_Given task_:
Set down each entry exactly as given; pictures should not appear in the copy.

_Listed records_:
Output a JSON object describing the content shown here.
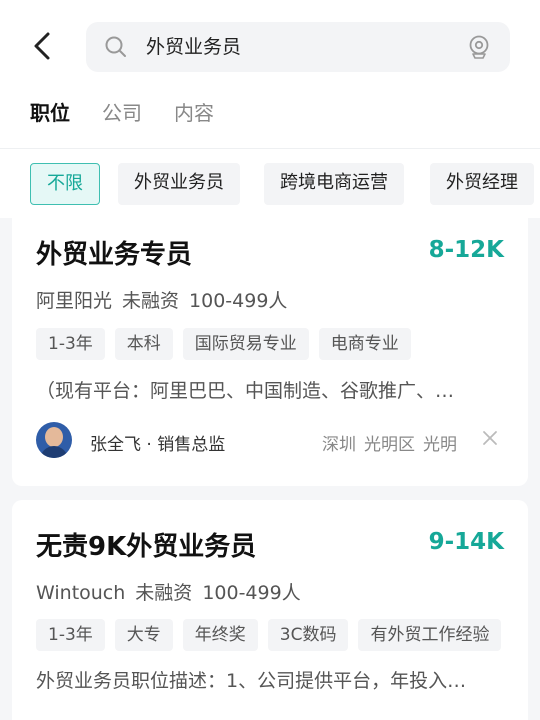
{
  "header": {
    "search_text": "外贸业务员"
  },
  "tabs": [
    {
      "label": "职位",
      "active": true
    },
    {
      "label": "公司",
      "active": false
    },
    {
      "label": "内容",
      "active": false
    }
  ],
  "filters": [
    {
      "label": "不限",
      "active": true
    },
    {
      "label": "外贸业务员",
      "active": false
    },
    {
      "label": "跨境电商运营",
      "active": false
    },
    {
      "label": "外贸经理",
      "active": false
    }
  ],
  "jobs": [
    {
      "title": "外贸业务专员",
      "salary": "8-12K",
      "company": "阿里阳光",
      "funding": "未融资",
      "size": "100-499人",
      "tags": [
        "1-3年",
        "本科",
        "国际贸易专业",
        "电商专业"
      ],
      "description": "（现有平台：阿里巴巴、中国制造、谷歌推广、…",
      "recruiter": "张全飞 · 销售总监",
      "location": [
        "深圳",
        "光明区",
        "光明"
      ]
    },
    {
      "title": "无责9K外贸业务员",
      "salary": "9-14K",
      "company": "Wintouch",
      "funding": "未融资",
      "size": "100-499人",
      "tags": [
        "1-3年",
        "大专",
        "年终奖",
        "3C数码",
        "有外贸工作经验"
      ],
      "description": "外贸业务员职位描述：1、公司提供平台，年投入…"
    }
  ],
  "colors": {
    "accent": "#16a898",
    "chip_active_bg": "#e5f8f6"
  },
  "icons": [
    "back-arrow-icon",
    "search-icon",
    "location-icon",
    "close-icon"
  ]
}
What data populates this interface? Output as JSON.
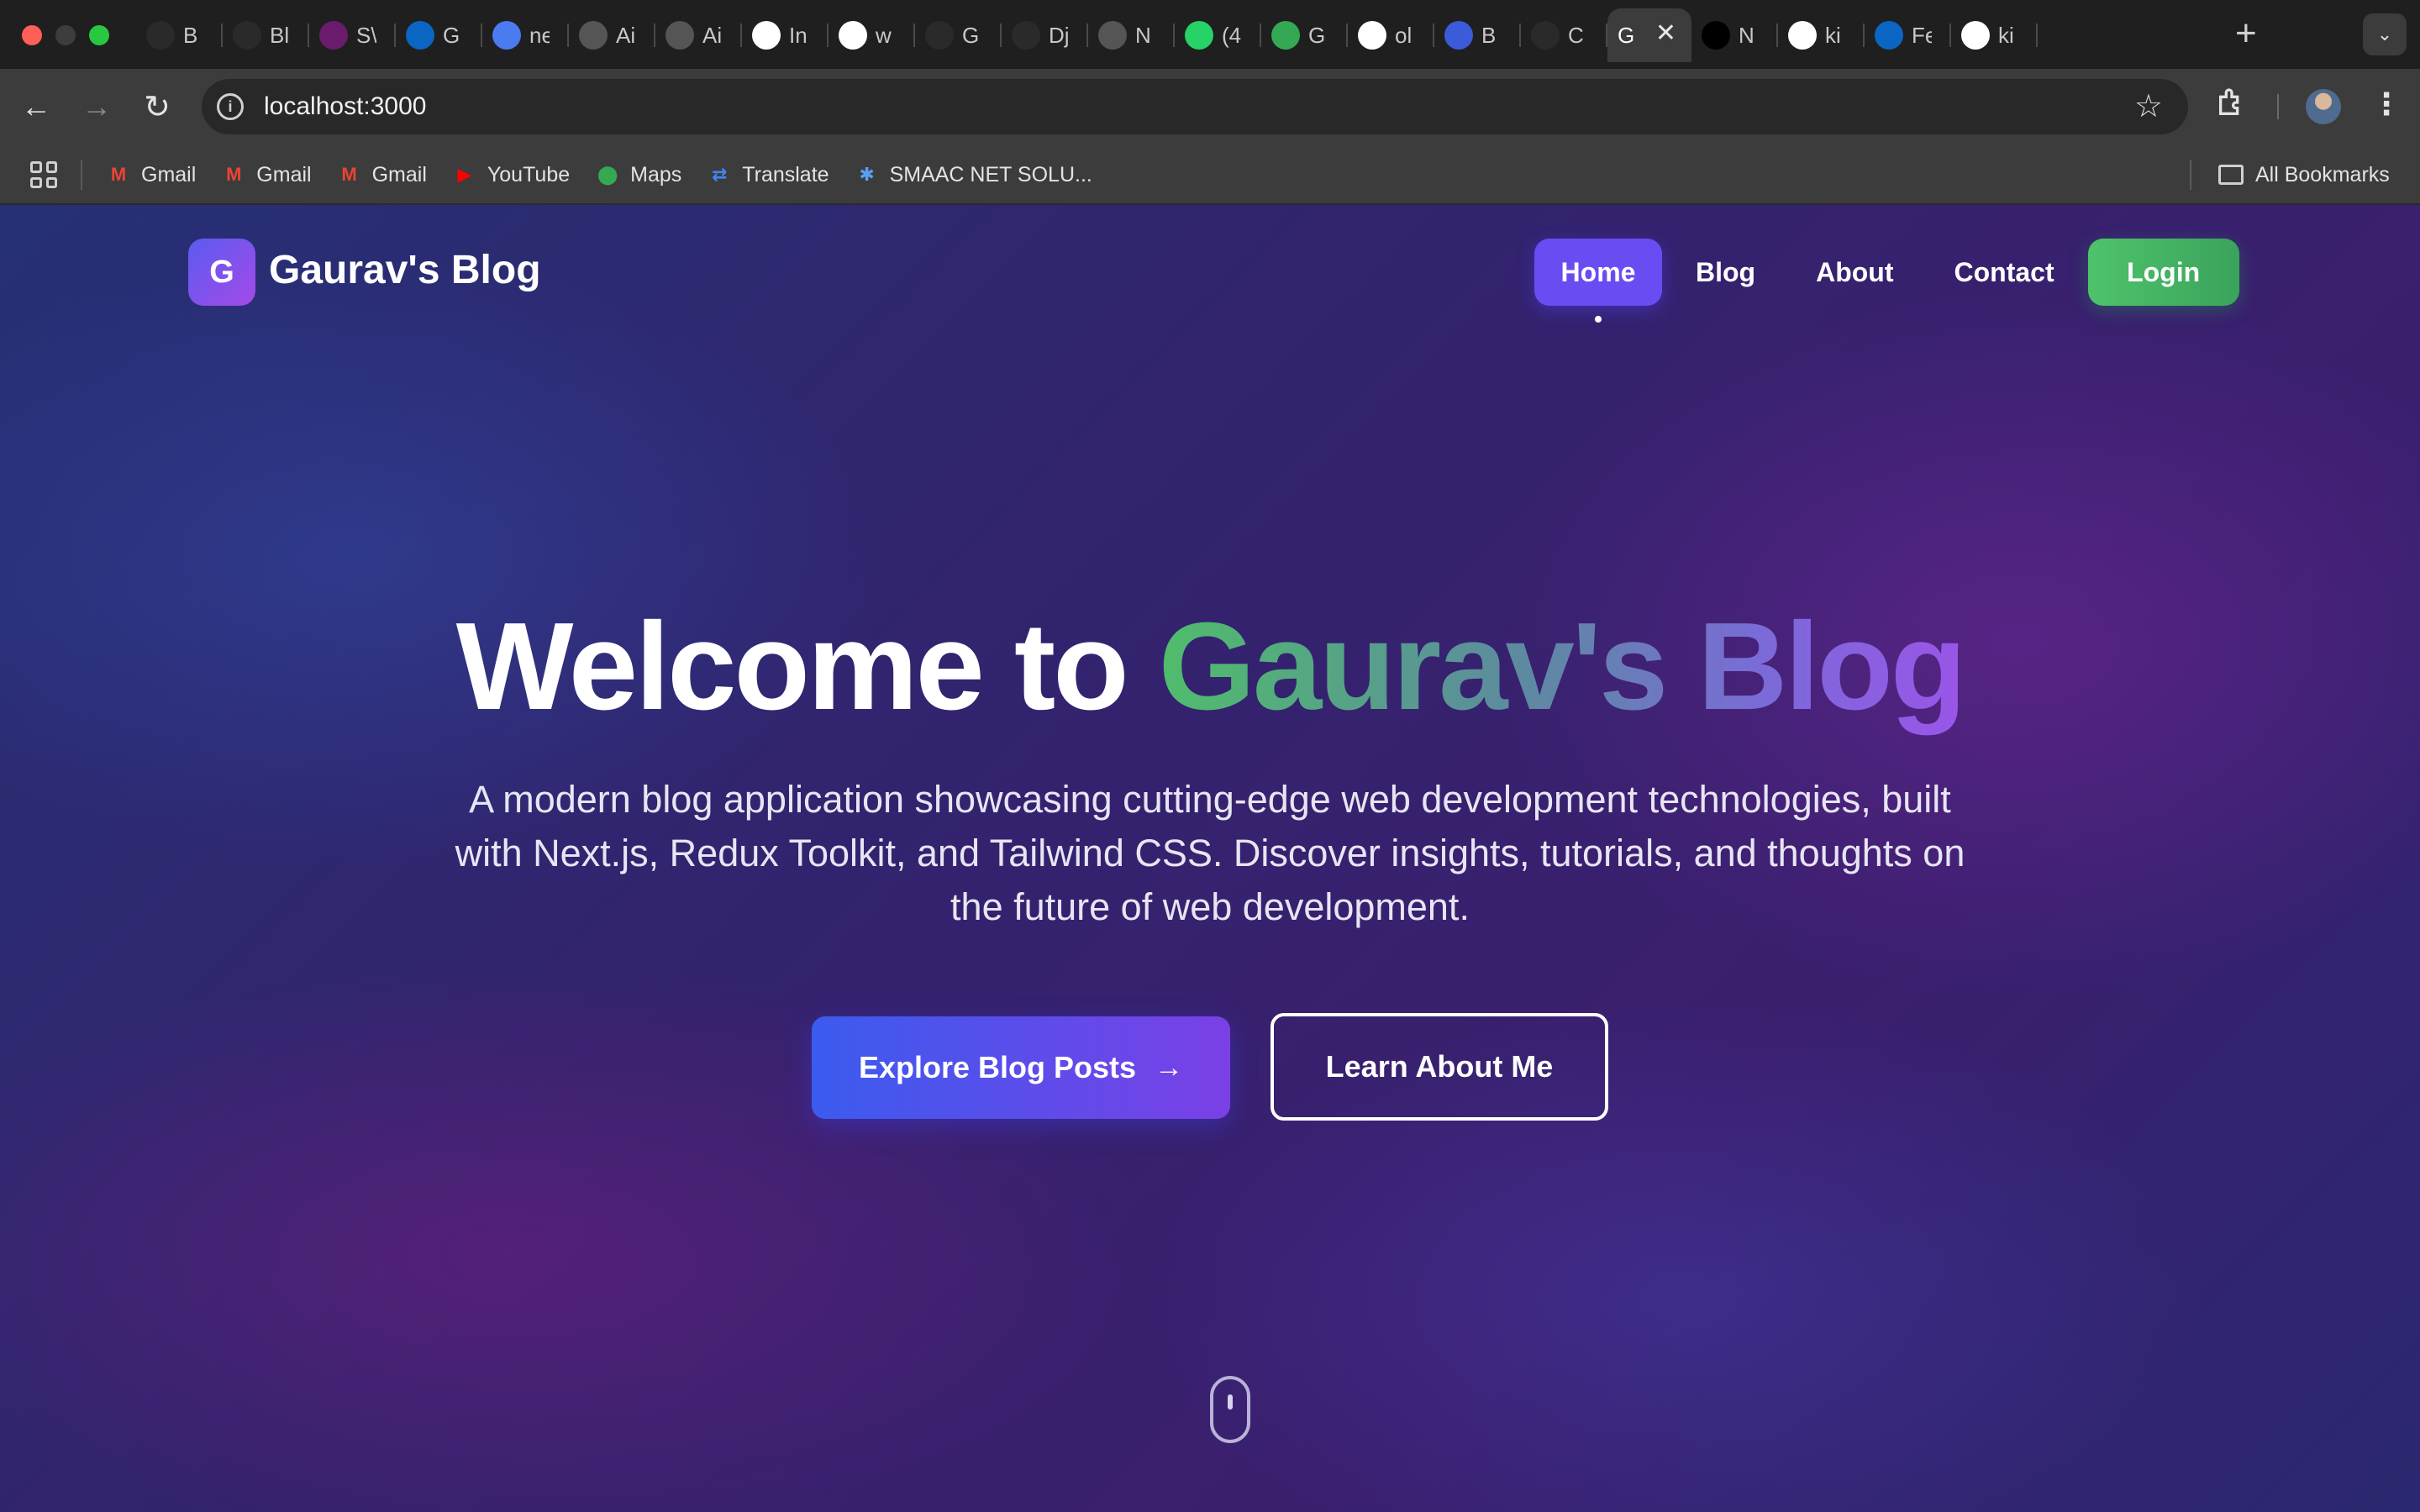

_Answer to this exercise_:
Output a JSON object describing the content shown here.
{
  "header": {
    "search_text": "外贸业务员"
  },
  "tabs": [
    {
      "label": "职位",
      "active": true
    },
    {
      "label": "公司",
      "active": false
    },
    {
      "label": "内容",
      "active": false
    }
  ],
  "filters": [
    {
      "label": "不限",
      "active": true
    },
    {
      "label": "外贸业务员",
      "active": false
    },
    {
      "label": "跨境电商运营",
      "active": false
    },
    {
      "label": "外贸经理",
      "active": false
    }
  ],
  "jobs": [
    {
      "title": "外贸业务专员",
      "salary": "8-12K",
      "company": "阿里阳光",
      "funding": "未融资",
      "size": "100-499人",
      "tags": [
        "1-3年",
        "本科",
        "国际贸易专业",
        "电商专业"
      ],
      "description": "（现有平台：阿里巴巴、中国制造、谷歌推广、…",
      "recruiter": "张全飞 · 销售总监",
      "location": [
        "深圳",
        "光明区",
        "光明"
      ]
    },
    {
      "title": "无责9K外贸业务员",
      "salary": "9-14K",
      "company": "Wintouch",
      "funding": "未融资",
      "size": "100-499人",
      "tags": [
        "1-3年",
        "大专",
        "年终奖",
        "3C数码",
        "有外贸工作经验"
      ],
      "description": "外贸业务员职位描述：1、公司提供平台，年投入…"
    }
  ],
  "colors": {
    "accent": "#16a898",
    "chip_active_bg": "#e5f8f6"
  },
  "icons": [
    "back-arrow-icon",
    "search-icon",
    "location-icon",
    "close-icon"
  ]
}
What data populates this interface? Output as JSON.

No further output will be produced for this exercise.